Data extracted from a collection
····················

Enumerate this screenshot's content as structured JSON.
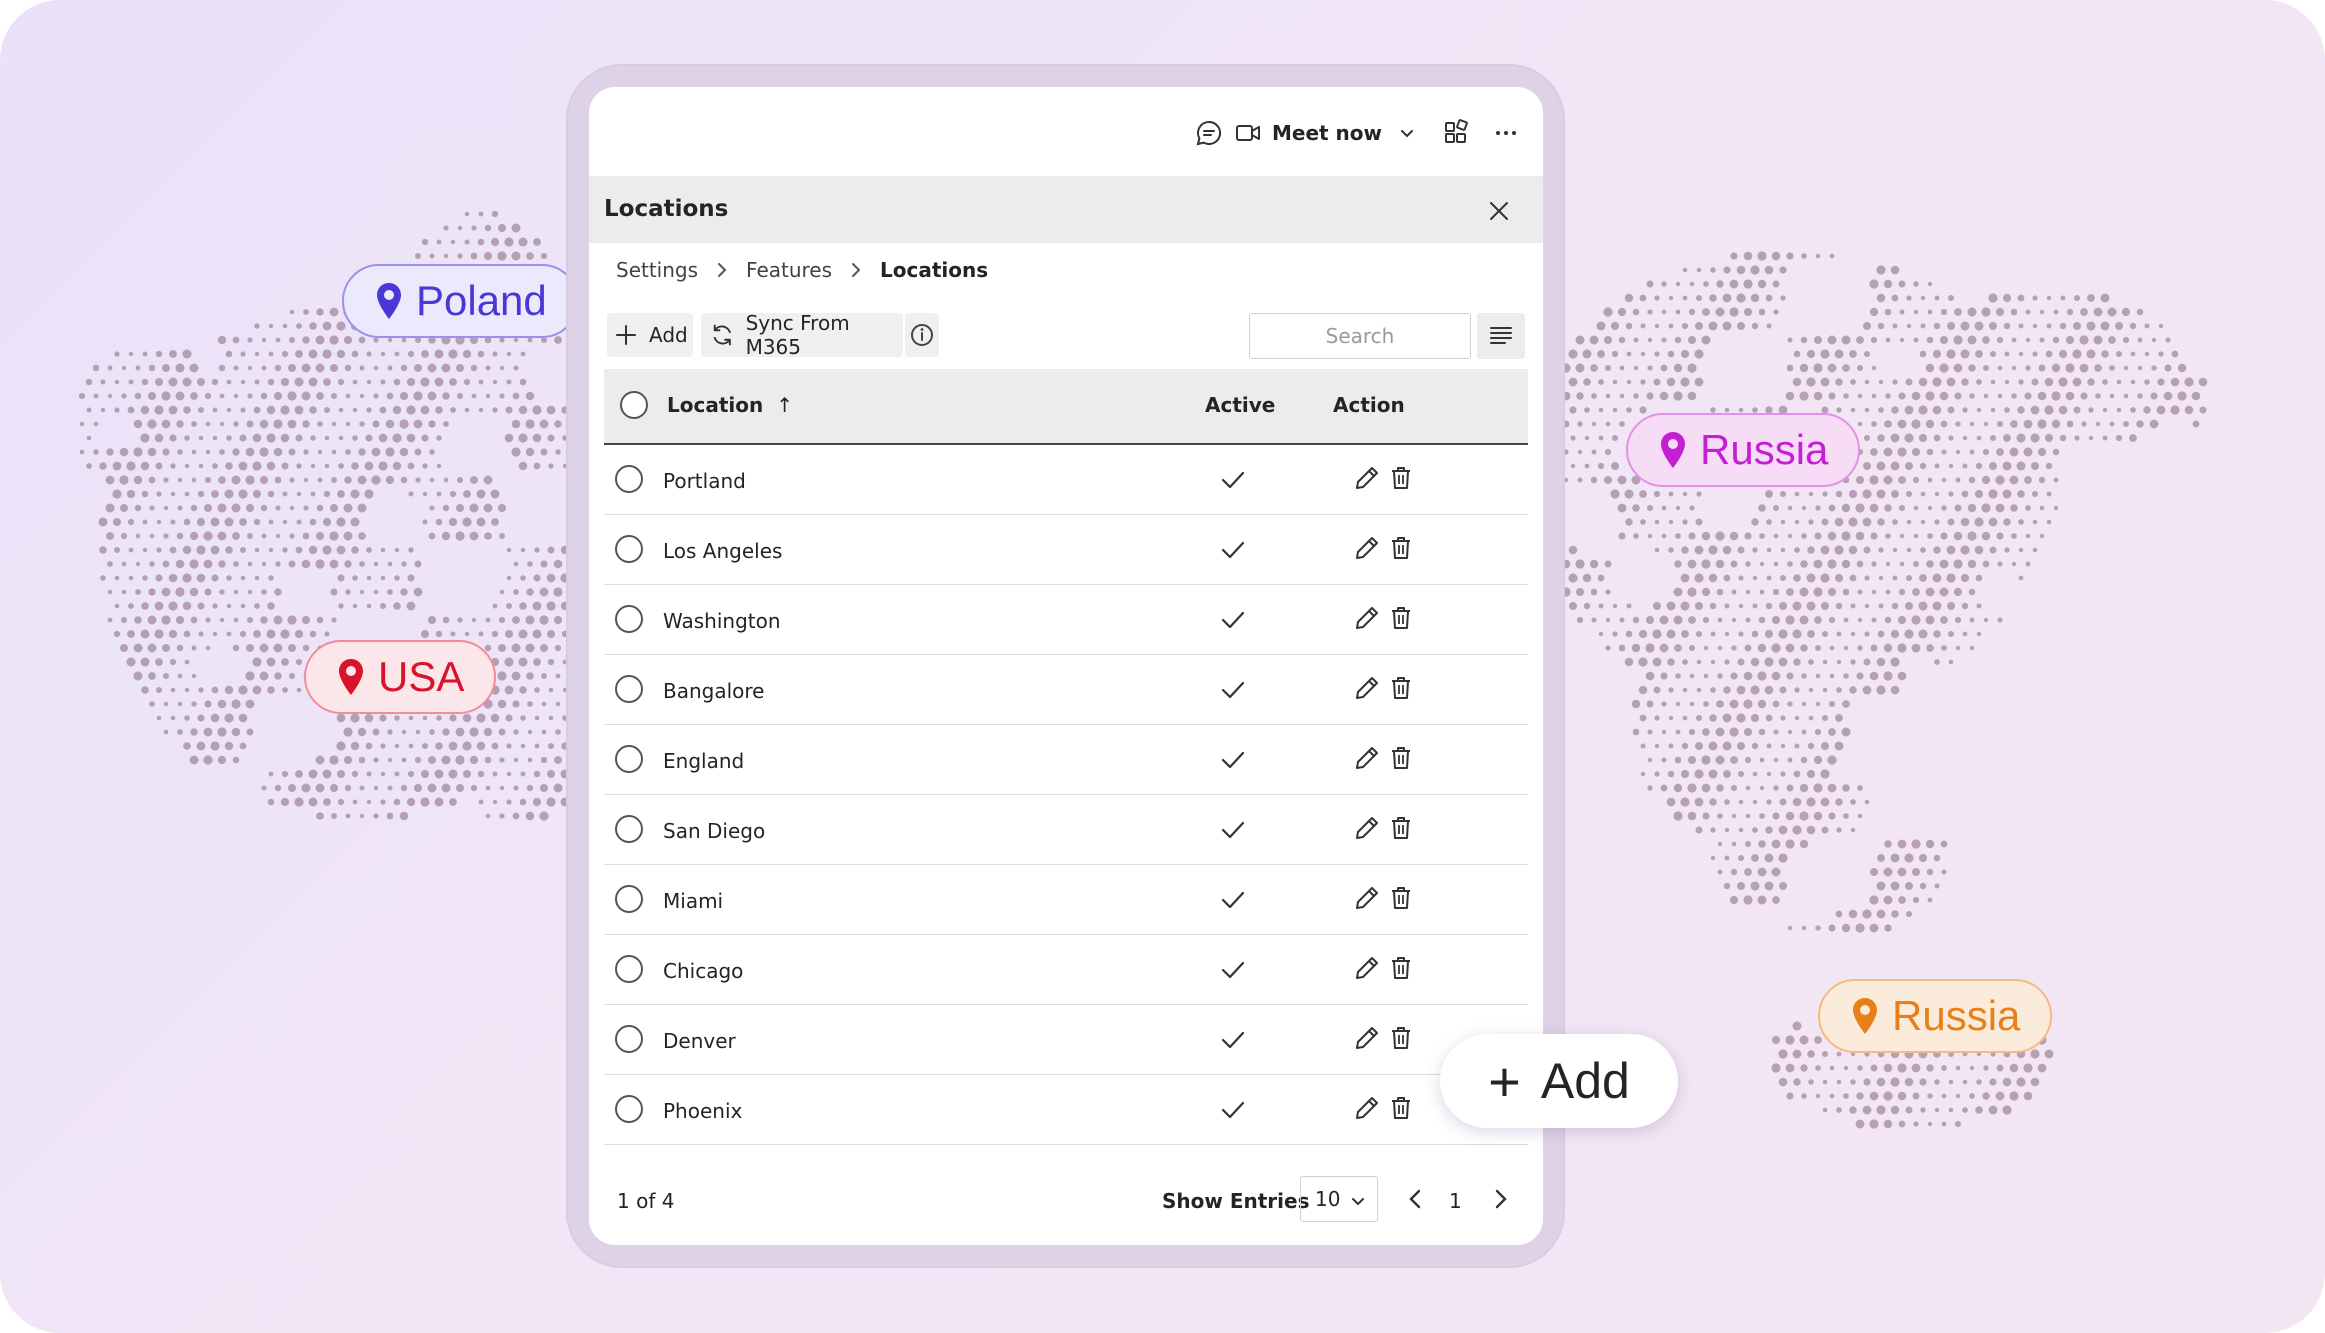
{
  "topbar": {
    "meet_label": "Meet now"
  },
  "panel": {
    "title": "Locations"
  },
  "breadcrumb": {
    "items": [
      "Settings",
      "Features",
      "Locations"
    ]
  },
  "toolbar": {
    "add_label": "Add",
    "sync_label": "Sync From M365",
    "search_placeholder": "Search"
  },
  "table": {
    "columns": {
      "location": "Location",
      "sort_arrow": "↑",
      "active": "Active",
      "action": "Action"
    },
    "rows": [
      {
        "name": "Portland"
      },
      {
        "name": "Los Angeles"
      },
      {
        "name": "Washington"
      },
      {
        "name": "Bangalore"
      },
      {
        "name": "England"
      },
      {
        "name": "San Diego"
      },
      {
        "name": "Miami"
      },
      {
        "name": "Chicago"
      },
      {
        "name": "Denver"
      },
      {
        "name": "Phoenix"
      }
    ]
  },
  "footer": {
    "page_count": "1 of 4",
    "show_entries_label": "Show Entries",
    "entries_value": "10",
    "current_page": "1"
  },
  "pills": [
    {
      "label": "Poland",
      "color": "#4a38d6",
      "bg": "#ebe9fb"
    },
    {
      "label": "USA",
      "color": "#d8132b",
      "bg": "#fbe6ea"
    },
    {
      "label": "Russia",
      "color": "#c51fd6",
      "bg": "#f7dcf6"
    },
    {
      "label": "Russia",
      "color": "#e8801a",
      "bg": "#fbebdb"
    }
  ],
  "float_add": {
    "label": "Add"
  },
  "icons": [
    "chat-icon",
    "video-icon",
    "chevron-down-icon",
    "apps-icon",
    "more-icon",
    "close-icon",
    "chevron-right-icon",
    "plus-icon",
    "sync-icon",
    "info-icon",
    "list-view-icon",
    "radio-icon",
    "checkmark-icon",
    "pencil-icon",
    "trash-icon",
    "chevron-left-icon",
    "location-pin-icon"
  ]
}
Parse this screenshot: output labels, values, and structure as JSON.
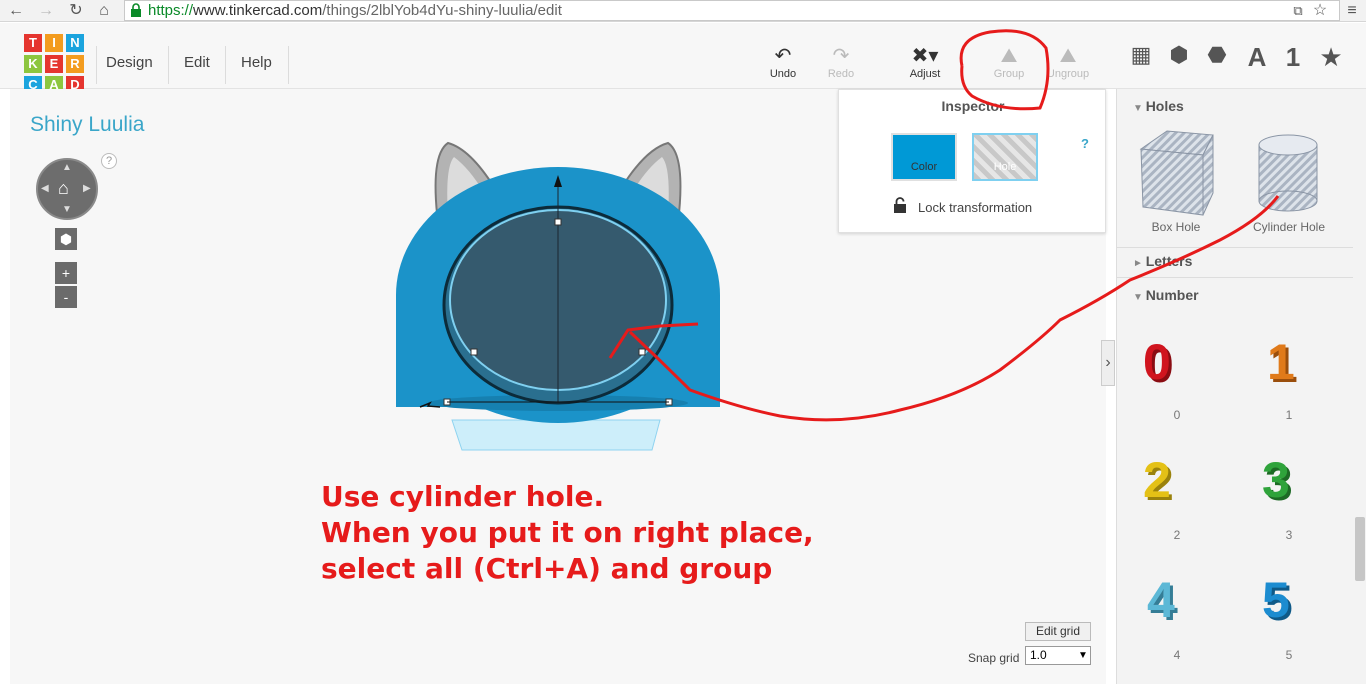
{
  "browser": {
    "url_scheme": "https://",
    "url_host": "www.tinkercad.com",
    "url_path": "/things/2lblYob4dYu-shiny-luulia/edit"
  },
  "logo": {
    "letters": [
      "T",
      "I",
      "N",
      "K",
      "E",
      "R",
      "C",
      "A",
      "D"
    ]
  },
  "menu": {
    "items": [
      "Design",
      "Edit",
      "Help"
    ]
  },
  "toolbar": {
    "undo": "Undo",
    "redo": "Redo",
    "adjust": "Adjust",
    "group": "Group",
    "ungroup": "Ungroup"
  },
  "right_tabs": {
    "letters_tab": "A",
    "numbers_tab": "1",
    "favorites_tab": "★"
  },
  "design": {
    "title": "Shiny Luulia"
  },
  "navigation": {
    "help": "?",
    "zoom_in": "+",
    "zoom_out": "-"
  },
  "inspector": {
    "title": "Inspector",
    "help": "?",
    "color_label": "Color",
    "hole_label": "Hole",
    "lock_label": "Lock transformation"
  },
  "panel": {
    "holes_section": "Holes",
    "letters_section": "Letters",
    "number_section": "Number",
    "box_hole": "Box Hole",
    "cylinder_hole": "Cylinder Hole",
    "numbers": [
      "0",
      "1",
      "2",
      "3",
      "4",
      "5"
    ]
  },
  "grid": {
    "edit_grid": "Edit grid",
    "snap_label": "Snap grid",
    "snap_value": "1.0"
  },
  "annotation": {
    "line1": "Use cylinder hole.",
    "line2": "When you put it on right place,",
    "line3": "select all (Ctrl+A) and group"
  },
  "colors": {
    "accent_blue": "#0099d6",
    "annotation_red": "#e61b1b",
    "logo_colors": [
      "#e5352f",
      "#f39c1f",
      "#1ba4de",
      "#8dc63f",
      "#e5352f",
      "#f39c1f",
      "#1ba4de",
      "#8dc63f",
      "#e5352f"
    ]
  }
}
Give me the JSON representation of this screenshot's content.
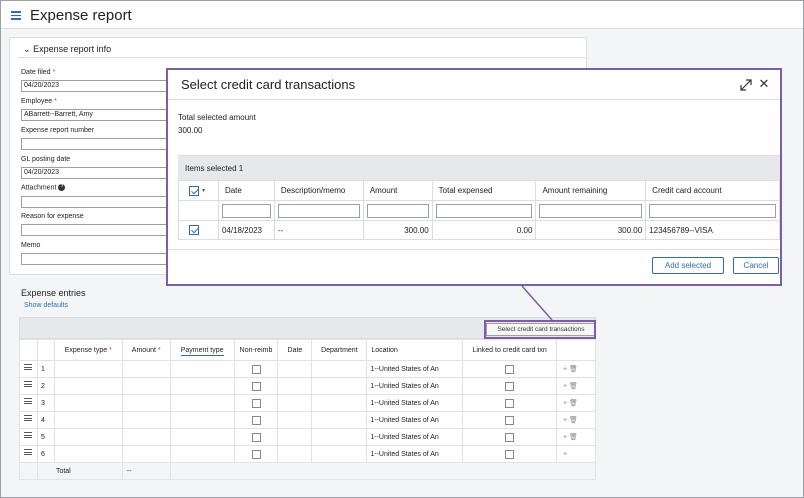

····················

▶ _Short task_: Only the number is wanted: how many lines of the material above include the word "chevron"?

▶ _Solution to this problem_: 3